### AIM OF THE TASK
Reproduce the records below in full and exactly, without their images.

### PROVIDED DATA

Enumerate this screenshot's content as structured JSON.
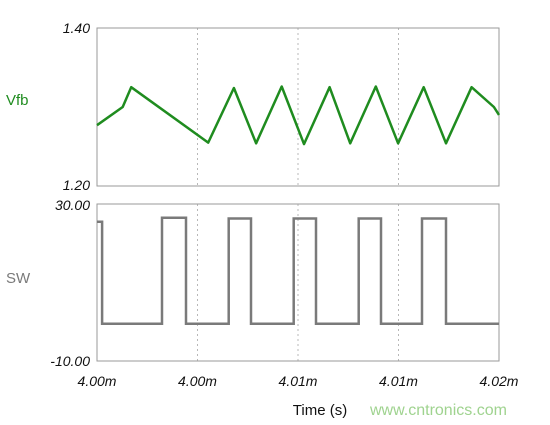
{
  "chart_data": [
    {
      "type": "line",
      "ylabel": "Vfb",
      "ylim": [
        1.2,
        1.4
      ],
      "yticks": [
        "1.40",
        "1.20"
      ],
      "series": [
        {
          "name": "Vfb",
          "color": "#1f8c1f",
          "x": [
            3.9965,
            3.998,
            3.9985,
            4.003,
            4.0045,
            4.0058,
            4.0073,
            4.0086,
            4.0101,
            4.0113,
            4.0128,
            4.0141,
            4.0156,
            4.0169,
            4.0184,
            4.0197,
            4.02
          ],
          "y": [
            1.277,
            1.3,
            1.325,
            1.255,
            1.324,
            1.254,
            1.326,
            1.253,
            1.325,
            1.254,
            1.326,
            1.254,
            1.325,
            1.254,
            1.325,
            1.3,
            1.29
          ]
        }
      ]
    },
    {
      "type": "line",
      "ylabel": "SW",
      "ylim": [
        -10,
        30
      ],
      "yticks": [
        "30.00",
        "-10.00"
      ],
      "xlabel": "Time (s)",
      "xlim": [
        3.9965,
        4.02
      ],
      "xticks": [
        "4.00m",
        "4.00m",
        "4.01m",
        "4.01m",
        "4.02m"
      ],
      "series": [
        {
          "name": "SW",
          "color": "#7a7a7a",
          "x": [
            3.9965,
            3.9968,
            3.9968,
            4.0003,
            4.0003,
            4.0017,
            4.0017,
            4.0042,
            4.0042,
            4.0055,
            4.0055,
            4.008,
            4.008,
            4.0093,
            4.0093,
            4.0118,
            4.0118,
            4.0131,
            4.0131,
            4.0155,
            4.0155,
            4.0169,
            4.0169,
            4.02
          ],
          "y": [
            25.5,
            25.5,
            -0.5,
            -0.5,
            26.5,
            26.5,
            -0.5,
            -0.5,
            26.3,
            26.3,
            -0.5,
            -0.5,
            26.3,
            26.3,
            -0.5,
            -0.5,
            26.3,
            26.3,
            -0.5,
            -0.5,
            26.3,
            26.3,
            -0.5,
            -0.5
          ]
        }
      ]
    }
  ],
  "watermark": "www.cntronics.com",
  "watermark_color": "#9fd38f"
}
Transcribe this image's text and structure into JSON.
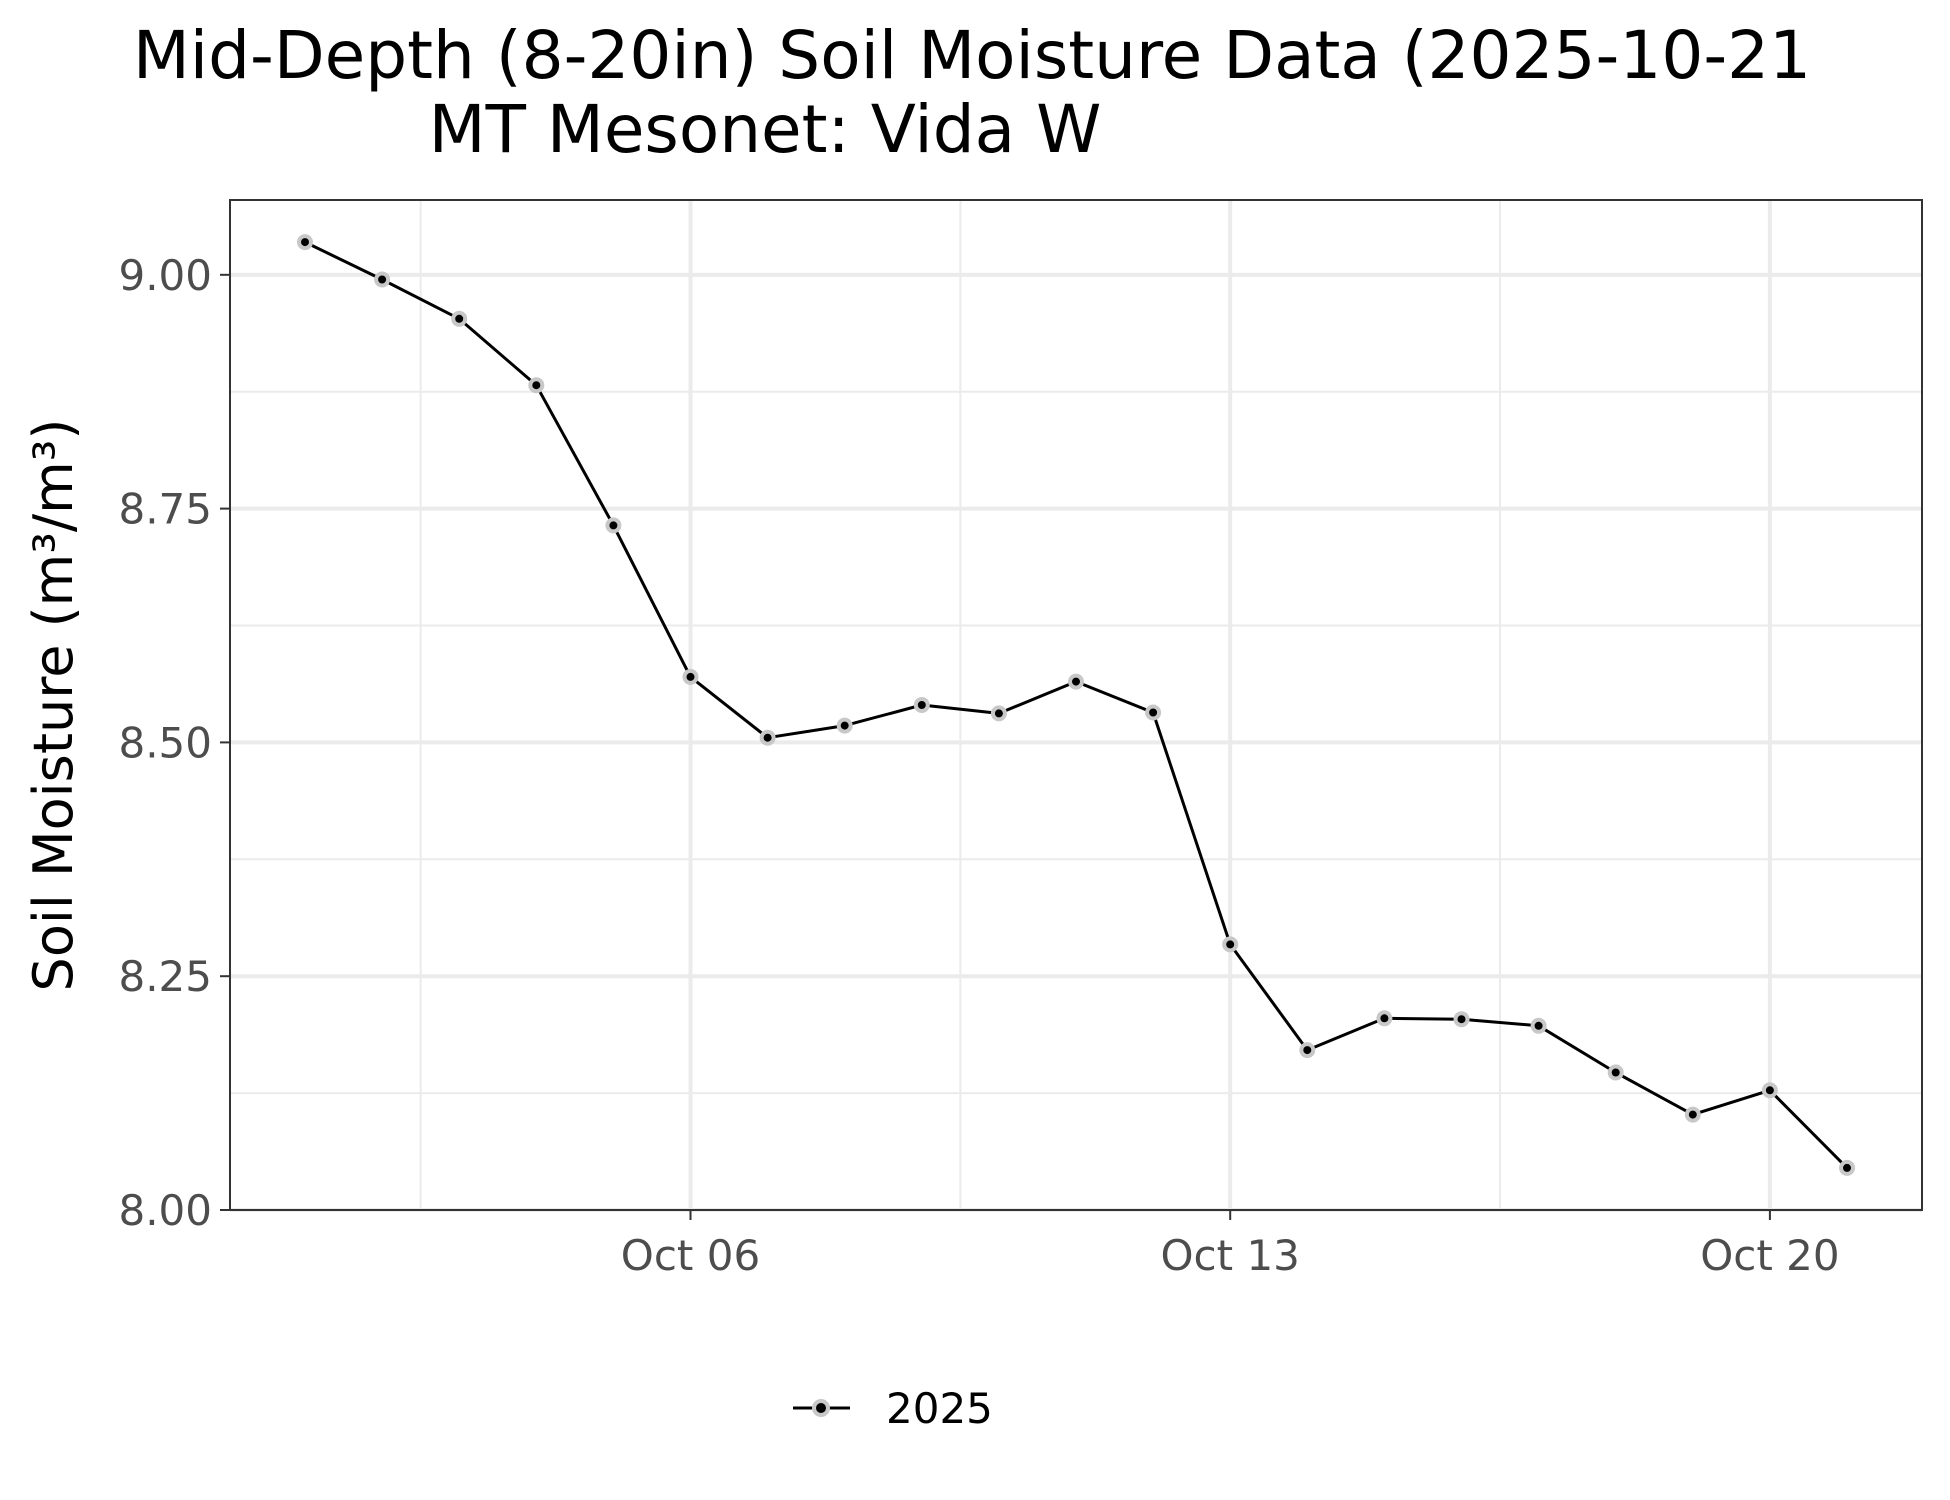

### PROBLEM SOLUTION
Enumerate this screenshot's content as structured JSON.
{
  "chart_data": [
    {
      "type": "line",
      "ylabel": "Vfb",
      "ylim": [
        1.2,
        1.4
      ],
      "yticks": [
        "1.40",
        "1.20"
      ],
      "series": [
        {
          "name": "Vfb",
          "color": "#1f8c1f",
          "x": [
            3.9965,
            3.998,
            3.9985,
            4.003,
            4.0045,
            4.0058,
            4.0073,
            4.0086,
            4.0101,
            4.0113,
            4.0128,
            4.0141,
            4.0156,
            4.0169,
            4.0184,
            4.0197,
            4.02
          ],
          "y": [
            1.277,
            1.3,
            1.325,
            1.255,
            1.324,
            1.254,
            1.326,
            1.253,
            1.325,
            1.254,
            1.326,
            1.254,
            1.325,
            1.254,
            1.325,
            1.3,
            1.29
          ]
        }
      ]
    },
    {
      "type": "line",
      "ylabel": "SW",
      "ylim": [
        -10,
        30
      ],
      "yticks": [
        "30.00",
        "-10.00"
      ],
      "xlabel": "Time (s)",
      "xlim": [
        3.9965,
        4.02
      ],
      "xticks": [
        "4.00m",
        "4.00m",
        "4.01m",
        "4.01m",
        "4.02m"
      ],
      "series": [
        {
          "name": "SW",
          "color": "#7a7a7a",
          "x": [
            3.9965,
            3.9968,
            3.9968,
            4.0003,
            4.0003,
            4.0017,
            4.0017,
            4.0042,
            4.0042,
            4.0055,
            4.0055,
            4.008,
            4.008,
            4.0093,
            4.0093,
            4.0118,
            4.0118,
            4.0131,
            4.0131,
            4.0155,
            4.0155,
            4.0169,
            4.0169,
            4.02
          ],
          "y": [
            25.5,
            25.5,
            -0.5,
            -0.5,
            26.5,
            26.5,
            -0.5,
            -0.5,
            26.3,
            26.3,
            -0.5,
            -0.5,
            26.3,
            26.3,
            -0.5,
            -0.5,
            26.3,
            26.3,
            -0.5,
            -0.5,
            26.3,
            26.3,
            -0.5,
            -0.5
          ]
        }
      ]
    }
  ],
  "watermark": "www.cntronics.com",
  "watermark_color": "#9fd38f"
}
Transcribe this image's text and structure into JSON.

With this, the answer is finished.